▶ [Exercise goal] Leaving out the pictures, transcribe all of the records faithfully.

-- BEGIN Supplied records --

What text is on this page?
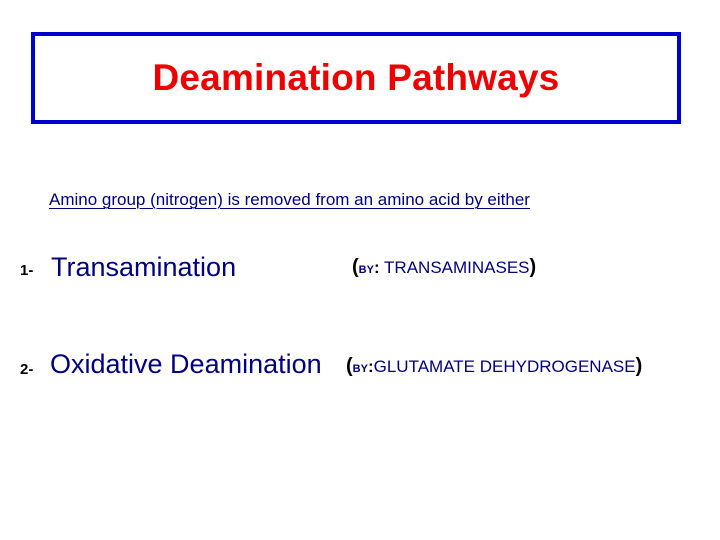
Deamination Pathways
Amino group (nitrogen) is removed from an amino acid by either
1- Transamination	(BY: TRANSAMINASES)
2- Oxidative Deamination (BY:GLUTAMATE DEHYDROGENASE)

-- END Supplied records --

▶ [The result]
What text is on this page?
Deamination Pathways
Amino group (nitrogen) is removed from an amino acid by either
1- Transamination	(BY: TRANSAMINASES)
2- Oxidative Deamination (BY:GLUTAMATE DEHYDROGENASE)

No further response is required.